### TASK DIRECTIONS
Your task is to repeat the entries exactly. Leave the pictures out.

===== ENTRIES SHOWN

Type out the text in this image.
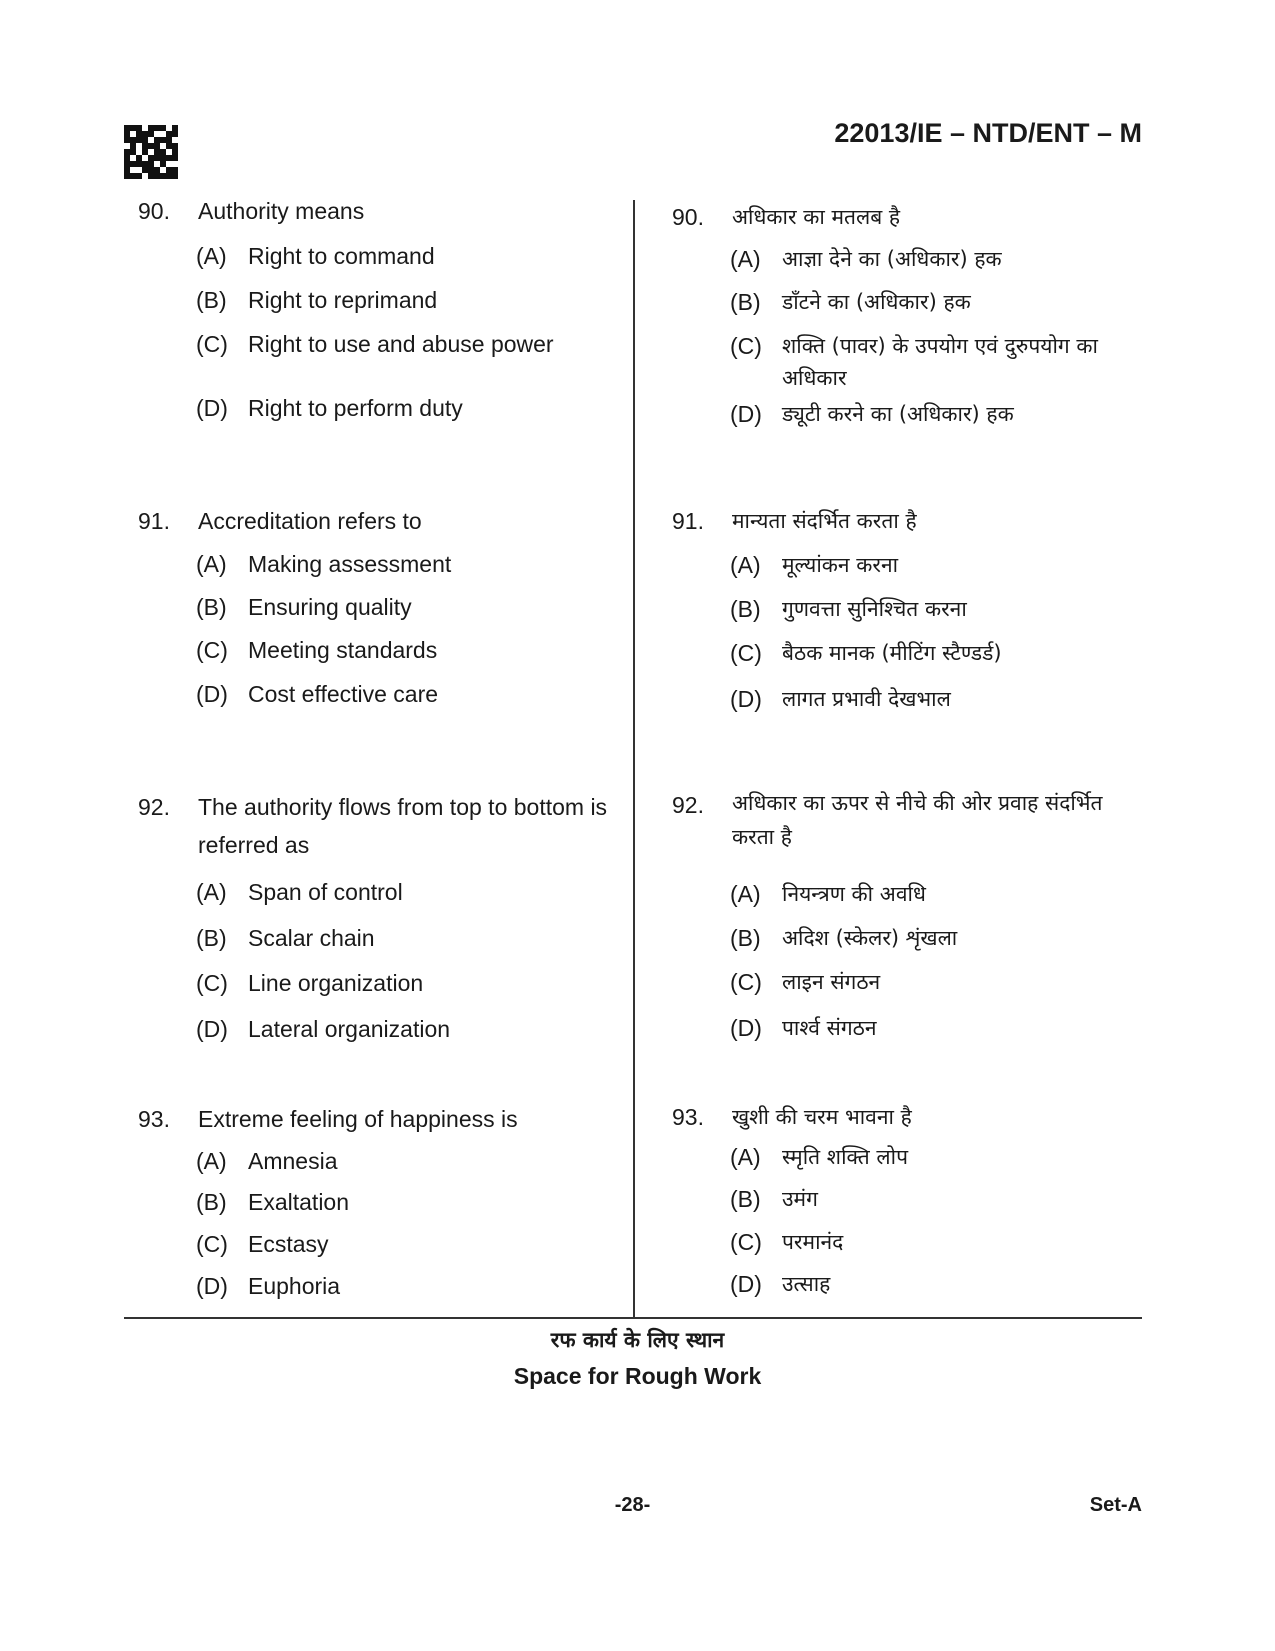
22013/IE – NTD/ENT – M
90.	Authority means
(A) Right to command
(B) Right to reprimand
(C) Right to use and abuse power
(D) Right to perform duty
91.	Accreditation refers to
(A) Making assessment
(B) Ensuring quality
(C) Meeting standards
(D) Cost effective care
92.	The authority flows from top to bottom is referred as
(A) Span of control
(B) Scalar chain
(C) Line organization
(D) Lateral organization
93.	Extreme feeling of happiness is
(A) Amnesia
(B) Exaltation
(C) Ecstasy
(D) Euphoria
90.	अधिकार का मतलब है
(A)	आज्ञा देने का (अधिकार) हक
(B)	डाँटने का (अधिकार) हक
(C) शक्ति (पावर) के उपयोग एवं दुरुपयोग का अधिकार
(D) ड्यूटी करने का (अधिकार) हक
91.	मान्यता संदर्भित करता है
(A)	मूल्यांकन करना
(B)	गुणवत्ता सुनिश्चित करना
(C) बैठक मानक (मीटिंग स्टैण्डर्ड)
(D) लागत प्रभावी देखभाल
92.	अधिकार का ऊपर से नीचे की ओर प्रवाह संदर्भित करता है
(A)	नियन्त्रण की अवधि
(B)	अदिश (स्केलर) शृंखला
(C) लाइन संगठन
(D) पार्श्व संगठन
93.	खुशी की चरम भावना है
(A)	स्मृति शक्ति लोप
(B)	उमंग
(C) परमानंद
(D) उत्साह
रफ कार्य के लिए स्थान
Space for Rough Work
-28-	Set-A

==========

### FINAL RESULT
Type out the text in this image.
22013/IE – NTD/ENT – M
90.	Authority means
(A) Right to command
(B) Right to reprimand
(C) Right to use and abuse power
(D) Right to perform duty
91.	Accreditation refers to
(A) Making assessment
(B) Ensuring quality
(C) Meeting standards
(D) Cost effective care
92.	The authority flows from top to bottom is referred as
(A) Span of control
(B) Scalar chain
(C) Line organization
(D) Lateral organization
93.	Extreme feeling of happiness is
(A) Amnesia
(B) Exaltation
(C) Ecstasy
(D) Euphoria
90.	अधिकार का मतलब है
(A)	आज्ञा देने का (अधिकार) हक
(B)	डाँटने का (अधिकार) हक
(C) शक्ति (पावर) के उपयोग एवं दुरुपयोग का अधिकार
(D) ड्यूटी करने का (अधिकार) हक
91.	मान्यता संदर्भित करता है
(A)	मूल्यांकन करना
(B)	गुणवत्ता सुनिश्चित करना
(C) बैठक मानक (मीटिंग स्टैण्डर्ड)
(D) लागत प्रभावी देखभाल
92.	अधिकार का ऊपर से नीचे की ओर प्रवाह संदर्भित करता है
(A)	नियन्त्रण की अवधि
(B)	अदिश (स्केलर) शृंखला
(C) लाइन संगठन
(D) पार्श्व संगठन
93.	खुशी की चरम भावना है
(A)	स्मृति शक्ति लोप
(B)	उमंग
(C) परमानंद
(D) उत्साह
रफ कार्य के लिए स्थान
Space for Rough Work
-28-	Set-A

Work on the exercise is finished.